─── Records supplied

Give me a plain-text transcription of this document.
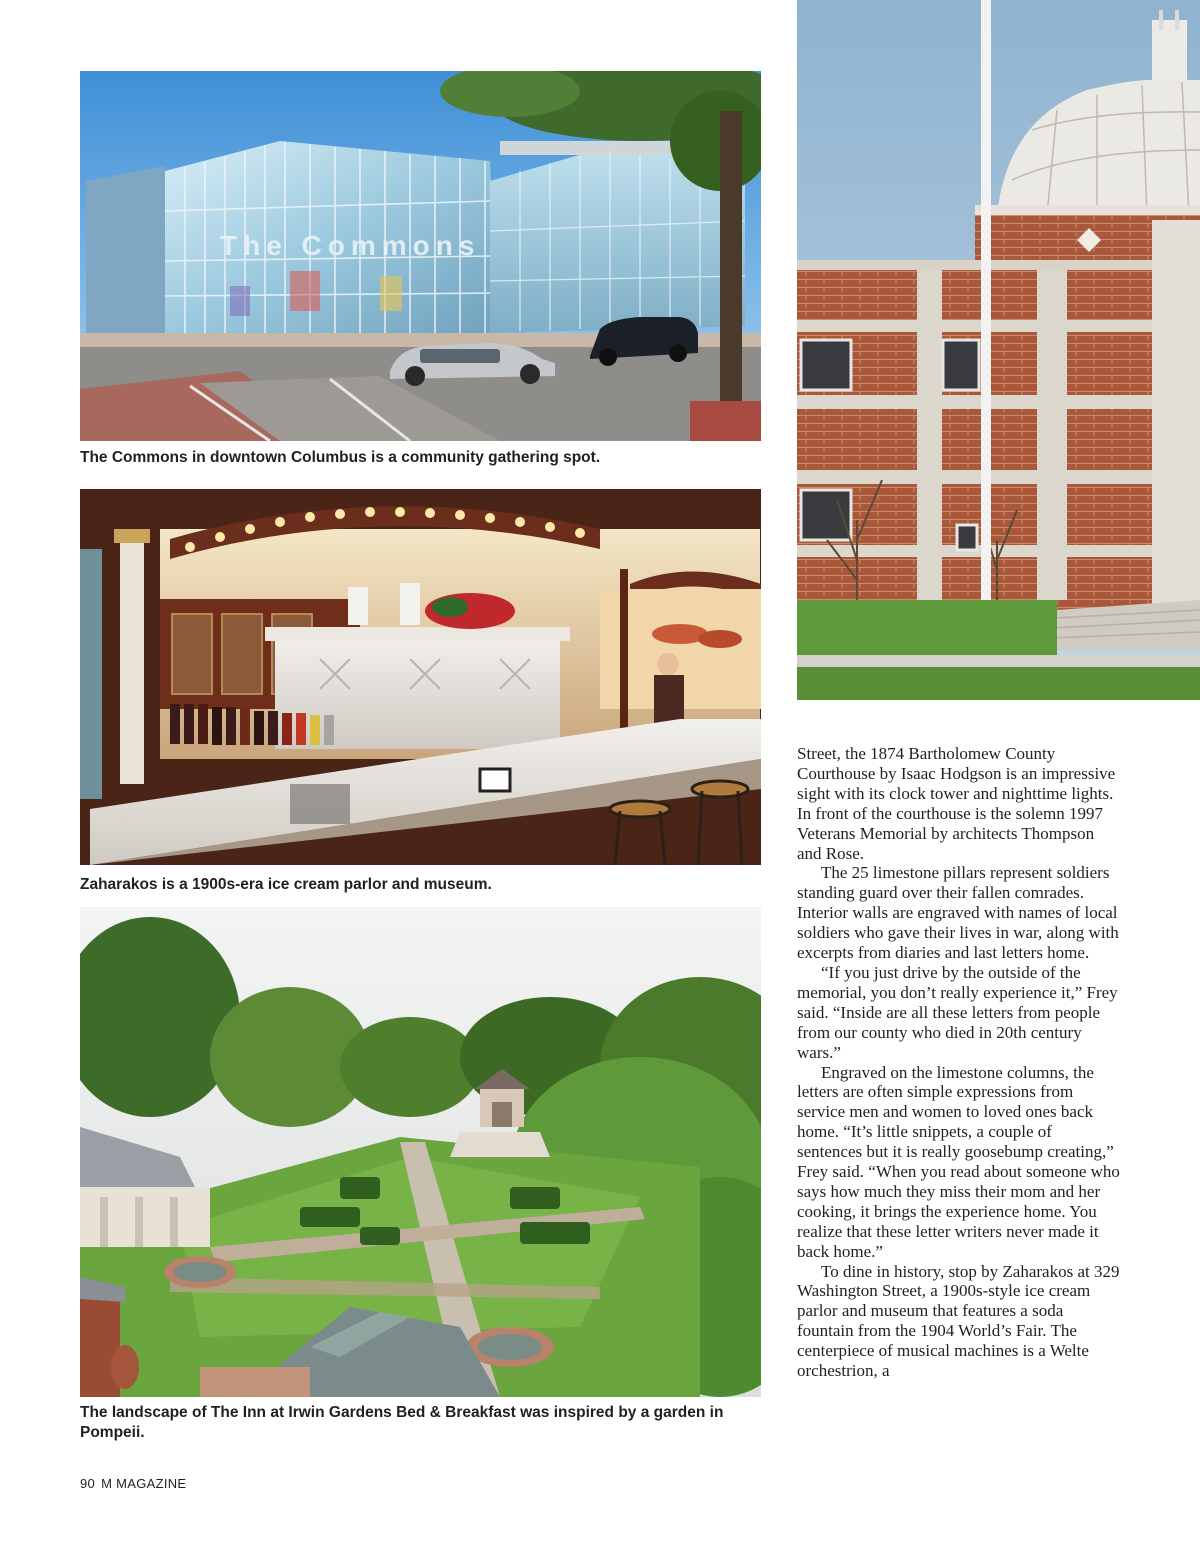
The Commons
The Commons in downtown Columbus is a community gathering spot.
Zaharakos is a 1900s-era ice cream parlor and museum.
The landscape of The Inn at Irwin Gardens Bed & Breakfast was inspired by a garden in Pompeii.

Street, the 1874 Bartholomew County Courthouse by Isaac Hodgson is an impressive sight with its clock tower and nighttime lights. In front of the courthouse is the solemn 1997 Veterans Memorial by architects Thompson and Rose.

The 25 limestone pillars represent soldiers standing guard over their fallen comrades. Interior walls are engraved with names of local soldiers who gave their lives in war, along with excerpts from diaries and last letters home.

“If you just drive by the outside of the memorial, you don’t really experience it,” Frey said. “Inside are all these letters from people from our county who died in 20th century wars.”

Engraved on the limestone columns, the letters are often simple expressions from service men and women to loved ones back home. “It’s little snippets, a couple of sentences but it is really goosebump creating,” Frey said. “When you read about someone who says how much they miss their mom and her cooking, it brings the experience home. You realize that these letter writers never made it back home.”

To dine in history, stop by Zaharakos at 329 Washington Street, a 1900s-style ice cream parlor and museum that features a soda fountain from the 1904 World’s Fair. The centerpiece of musical machines is a Welte orchestrion, a

90 M MAGAZINE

──────

*Work to complete:* Return each line exactly as written. Any picture gets left out.

*Solution to the problem:*
Give me a plain-text transcription of this document.
The Commons
The Commons in downtown Columbus is a community gathering spot.
Zaharakos is a 1900s-era ice cream parlor and museum.
The landscape of The Inn at Irwin Gardens Bed & Breakfast was inspired by a garden in Pompeii.

Street, the 1874 Bartholomew County Courthouse by Isaac Hodgson is an impressive sight with its clock tower and nighttime lights. In front of the courthouse is the solemn 1997 Veterans Memorial by architects Thompson and Rose.

The 25 limestone pillars represent soldiers standing guard over their fallen comrades. Interior walls are engraved with names of local soldiers who gave their lives in war, along with excerpts from diaries and last letters home.

“If you just drive by the outside of the memorial, you don’t really experience it,” Frey said. “Inside are all these letters from people from our county who died in 20th century wars.”

Engraved on the limestone columns, the letters are often simple expressions from service men and women to loved ones back home. “It’s little snippets, a couple of sentences but it is really goosebump creating,” Frey said. “When you read about someone who says how much they miss their mom and her cooking, it brings the experience home. You realize that these letter writers never made it back home.”

To dine in history, stop by Zaharakos at 329 Washington Street, a 1900s-style ice cream parlor and museum that features a soda fountain from the 1904 World’s Fair. The centerpiece of musical machines is a Welte orchestrion, a

90 M MAGAZINE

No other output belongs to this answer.